**What to work on**
Give every line from the entries that contains "故意传播虚假恐怖信息".

**Data lines**
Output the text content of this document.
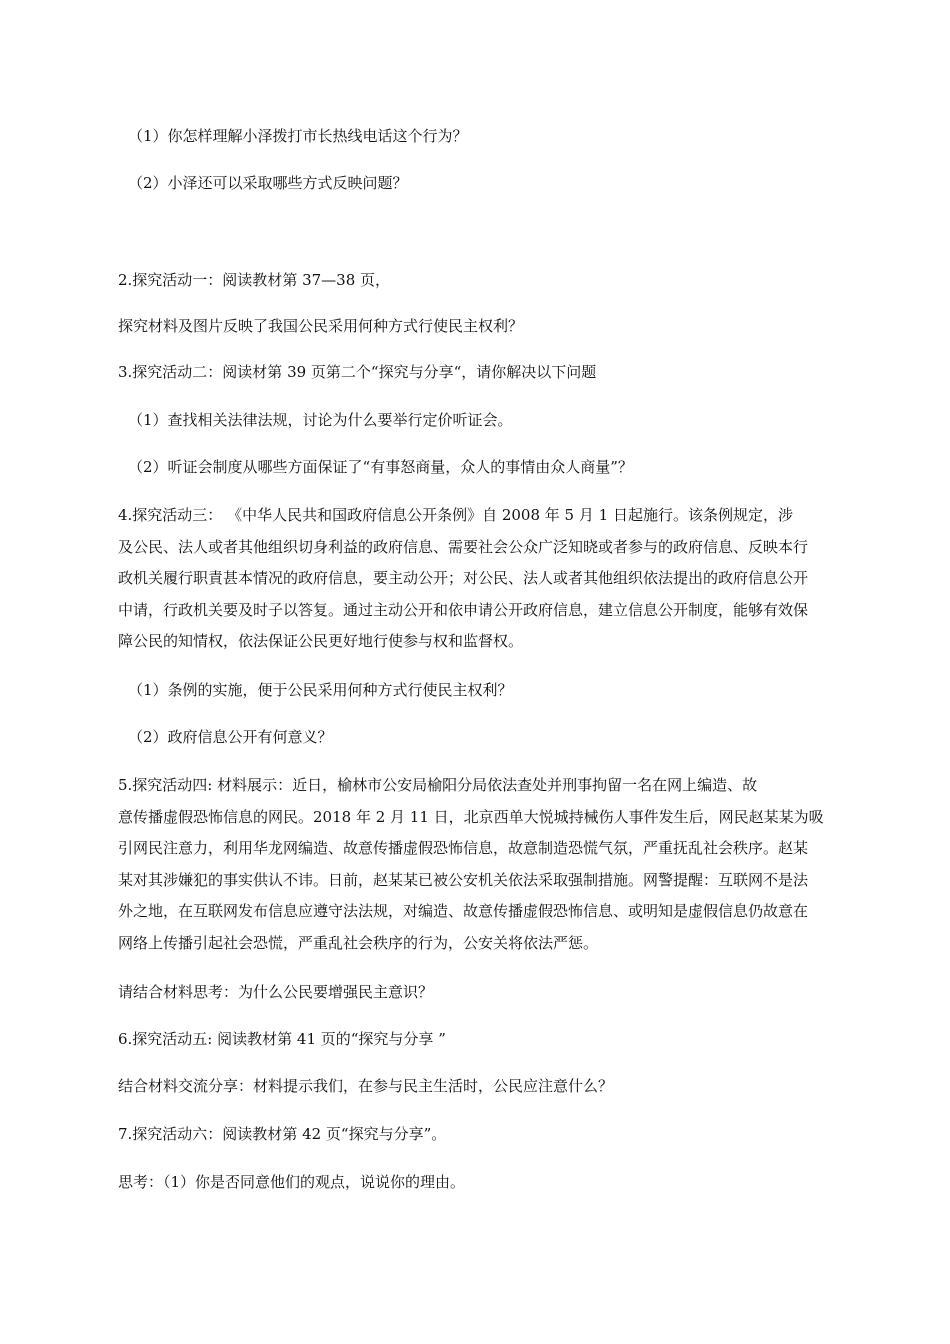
（1）你怎样理解小泽拨打市长热线电话这个行为？
（2）小泽还可以采取哪些方式反映问题？
2.探究活动一：阅读教材第 37—38 页，
探究材料及图片反映了我国公民采用何种方式行使民主权利？
3.探究活动二：阅读材第 39 页第二个“探究与分享“，请你解决以下问题
（1）查找相关法律法规，讨论为什么要举行定价听证会。
（2）听证会制度从哪些方面保证了“有事怒商量，众人的事情由众人商量”？
4.探究活动三： 《中华人民共和国政府信息公开条例》自 2008 年 5 月 1 日起施行。该条例规定，涉
及公民、法人或者其他组织切身利益的政府信息、需要社会公众广泛知晓或者参与的政府信息、反映本行
政机关履行职責甚本情况的政府信息，要主动公开；对公民、法人或者其他组织依法提出的政府信息公开
中请，行政机关要及时子以答复。通过主动公开和依申请公开政府信息，建立信息公开制度，能够有效保
障公民的知情权，依法保证公民更好地行使参与权和监督权。
（1）条例的实施，便于公民采用何种方式行使民主权利？
（2）政府信息公开有何意义？
5.探究活动四: 材料展示：近日，榆林市公安局榆阳分局依法查处并刑事拘留一名在网上编造、故
意传播虚假恐怖信息的网民。2018 年 2 月 11 日，北京西单大悦城持械伤人事件发生后，网民赵某某为吸
引网民注意力，利用华龙网编造、故意传播虚假恐怖信息，故意制造恐慌气氛，严重抚乱社会秩序。赵某
某对其涉嫌犯的事实供认不讳。日前，赵某某已被公安机关依法采取强制措施。网警提醒：互联网不是法
外之地，在互联网发布信息应遵守法法规，对编造、故意传播虚假恐怖信息、或明知是虚假信息仍故意在
网络上传播引起社会恐慌，严重乱社会秩序的行为，公安关将依法严惩。
请结合材料思考：为什么公民要增强民主意识？
6.探究活动五: 阅读教材第 41 页的“探究与分享 ”
结合材料交流分享：材料提示我们，在参与民主生活时，公民应注意什么？
7.探究活动六：阅读教材第 42 页“探究与分享”。
思考：（1）你是否同意他们的观点，说说你的理由。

**Solution to this problem**
引网民注意力，利用华龙网编造、故意传播虚假恐怖信息，故意制造恐慌气氛，严重抚乱社会秩序。赵某
外之地，在互联网发布信息应遵守法法规，对编造、故意传播虚假恐怖信息、或明知是虚假信息仍故意在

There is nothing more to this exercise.